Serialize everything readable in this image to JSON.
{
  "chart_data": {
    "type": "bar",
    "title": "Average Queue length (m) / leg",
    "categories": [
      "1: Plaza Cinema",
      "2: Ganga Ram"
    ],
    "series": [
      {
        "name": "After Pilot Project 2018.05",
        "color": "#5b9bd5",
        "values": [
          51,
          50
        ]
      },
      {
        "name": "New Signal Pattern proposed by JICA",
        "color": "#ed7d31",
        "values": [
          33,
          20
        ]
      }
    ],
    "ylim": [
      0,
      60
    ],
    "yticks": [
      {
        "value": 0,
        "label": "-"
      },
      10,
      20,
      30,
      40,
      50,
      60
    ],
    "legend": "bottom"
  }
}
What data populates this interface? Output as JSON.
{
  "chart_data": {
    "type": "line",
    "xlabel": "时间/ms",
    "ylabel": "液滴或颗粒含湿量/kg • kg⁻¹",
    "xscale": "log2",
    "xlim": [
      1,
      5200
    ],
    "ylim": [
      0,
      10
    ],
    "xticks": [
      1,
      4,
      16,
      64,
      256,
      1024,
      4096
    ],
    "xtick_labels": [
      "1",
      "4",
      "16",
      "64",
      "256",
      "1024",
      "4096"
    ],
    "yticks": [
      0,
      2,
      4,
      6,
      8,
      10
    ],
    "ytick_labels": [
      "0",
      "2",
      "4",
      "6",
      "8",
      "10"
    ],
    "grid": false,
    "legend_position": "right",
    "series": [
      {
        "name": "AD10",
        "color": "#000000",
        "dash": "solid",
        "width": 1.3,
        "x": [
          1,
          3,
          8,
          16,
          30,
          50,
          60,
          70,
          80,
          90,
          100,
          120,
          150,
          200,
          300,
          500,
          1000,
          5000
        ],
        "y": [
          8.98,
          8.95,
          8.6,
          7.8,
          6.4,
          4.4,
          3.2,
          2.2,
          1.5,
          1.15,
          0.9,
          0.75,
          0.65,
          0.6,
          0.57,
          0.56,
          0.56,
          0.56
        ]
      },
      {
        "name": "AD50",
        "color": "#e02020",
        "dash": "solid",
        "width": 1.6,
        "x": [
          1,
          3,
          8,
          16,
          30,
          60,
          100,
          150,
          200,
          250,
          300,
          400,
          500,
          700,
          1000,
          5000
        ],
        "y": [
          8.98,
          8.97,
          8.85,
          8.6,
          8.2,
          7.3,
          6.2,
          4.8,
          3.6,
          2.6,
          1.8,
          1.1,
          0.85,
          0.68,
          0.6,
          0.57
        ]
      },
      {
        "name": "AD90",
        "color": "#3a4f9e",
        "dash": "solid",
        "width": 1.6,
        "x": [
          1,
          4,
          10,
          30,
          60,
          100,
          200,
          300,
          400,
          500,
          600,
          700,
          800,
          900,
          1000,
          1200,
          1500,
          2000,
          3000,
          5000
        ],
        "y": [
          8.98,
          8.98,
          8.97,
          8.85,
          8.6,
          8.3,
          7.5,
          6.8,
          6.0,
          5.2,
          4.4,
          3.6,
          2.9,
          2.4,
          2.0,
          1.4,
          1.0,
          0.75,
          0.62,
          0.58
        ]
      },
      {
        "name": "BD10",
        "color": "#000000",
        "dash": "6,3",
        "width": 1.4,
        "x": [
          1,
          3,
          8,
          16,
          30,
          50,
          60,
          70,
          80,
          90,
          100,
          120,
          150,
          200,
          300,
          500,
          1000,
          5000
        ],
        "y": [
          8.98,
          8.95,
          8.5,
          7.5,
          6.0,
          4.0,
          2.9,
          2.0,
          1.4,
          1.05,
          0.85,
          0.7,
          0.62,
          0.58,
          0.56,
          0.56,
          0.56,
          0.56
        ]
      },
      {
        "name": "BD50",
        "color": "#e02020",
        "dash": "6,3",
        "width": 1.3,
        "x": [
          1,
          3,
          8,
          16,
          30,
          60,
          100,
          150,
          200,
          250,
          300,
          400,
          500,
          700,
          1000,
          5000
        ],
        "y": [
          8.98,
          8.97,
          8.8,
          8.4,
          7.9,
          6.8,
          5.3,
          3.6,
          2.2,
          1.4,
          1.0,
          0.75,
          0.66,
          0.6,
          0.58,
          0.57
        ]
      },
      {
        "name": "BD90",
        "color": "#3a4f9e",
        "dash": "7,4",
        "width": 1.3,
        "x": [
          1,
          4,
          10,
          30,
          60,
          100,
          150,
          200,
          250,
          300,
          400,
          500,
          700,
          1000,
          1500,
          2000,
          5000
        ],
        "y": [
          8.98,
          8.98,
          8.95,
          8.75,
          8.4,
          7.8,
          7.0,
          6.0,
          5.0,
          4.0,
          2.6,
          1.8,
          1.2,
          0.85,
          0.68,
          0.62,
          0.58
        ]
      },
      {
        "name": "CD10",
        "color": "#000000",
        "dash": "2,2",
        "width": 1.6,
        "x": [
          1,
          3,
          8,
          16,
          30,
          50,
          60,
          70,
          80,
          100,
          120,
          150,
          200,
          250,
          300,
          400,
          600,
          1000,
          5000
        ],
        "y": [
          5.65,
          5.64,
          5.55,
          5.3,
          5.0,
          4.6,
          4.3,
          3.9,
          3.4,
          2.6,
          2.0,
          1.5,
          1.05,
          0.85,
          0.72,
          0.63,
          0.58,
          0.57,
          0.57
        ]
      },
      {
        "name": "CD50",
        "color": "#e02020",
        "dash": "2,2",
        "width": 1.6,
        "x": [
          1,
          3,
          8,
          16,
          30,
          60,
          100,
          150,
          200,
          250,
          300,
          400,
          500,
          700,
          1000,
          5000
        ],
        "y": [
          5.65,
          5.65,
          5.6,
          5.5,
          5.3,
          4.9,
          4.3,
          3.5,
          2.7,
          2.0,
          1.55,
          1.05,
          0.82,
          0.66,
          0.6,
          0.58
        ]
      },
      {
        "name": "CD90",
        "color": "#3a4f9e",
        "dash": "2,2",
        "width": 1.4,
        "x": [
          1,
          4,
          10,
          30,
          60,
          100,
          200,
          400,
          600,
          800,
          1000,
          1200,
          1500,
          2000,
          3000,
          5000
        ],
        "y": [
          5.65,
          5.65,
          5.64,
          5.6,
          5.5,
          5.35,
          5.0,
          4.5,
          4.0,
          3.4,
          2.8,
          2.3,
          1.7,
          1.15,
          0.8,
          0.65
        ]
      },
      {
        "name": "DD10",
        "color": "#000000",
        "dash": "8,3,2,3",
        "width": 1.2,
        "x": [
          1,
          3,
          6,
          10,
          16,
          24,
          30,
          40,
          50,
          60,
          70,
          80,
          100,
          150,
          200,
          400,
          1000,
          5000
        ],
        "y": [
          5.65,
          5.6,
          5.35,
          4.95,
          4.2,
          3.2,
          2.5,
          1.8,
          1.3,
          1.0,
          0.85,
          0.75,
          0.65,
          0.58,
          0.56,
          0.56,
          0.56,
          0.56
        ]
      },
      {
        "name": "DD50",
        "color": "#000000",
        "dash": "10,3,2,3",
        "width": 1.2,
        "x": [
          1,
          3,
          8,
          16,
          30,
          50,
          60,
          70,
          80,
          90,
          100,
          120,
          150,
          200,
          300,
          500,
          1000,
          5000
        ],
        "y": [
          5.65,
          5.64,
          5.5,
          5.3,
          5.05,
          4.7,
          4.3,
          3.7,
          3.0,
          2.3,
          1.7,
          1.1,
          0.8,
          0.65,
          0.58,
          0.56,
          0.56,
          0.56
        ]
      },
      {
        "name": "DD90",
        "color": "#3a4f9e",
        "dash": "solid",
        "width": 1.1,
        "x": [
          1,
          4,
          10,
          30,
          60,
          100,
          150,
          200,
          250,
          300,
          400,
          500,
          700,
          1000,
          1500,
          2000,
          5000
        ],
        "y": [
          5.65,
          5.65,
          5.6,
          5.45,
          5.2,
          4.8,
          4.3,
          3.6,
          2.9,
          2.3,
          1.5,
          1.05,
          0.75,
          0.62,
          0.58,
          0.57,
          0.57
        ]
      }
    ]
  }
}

TASK TO COMPLETE: Lines containing the string "JSON" should be counted; reply with their number and nothing more.

ANSWER FOR THIS EXERCISE: 2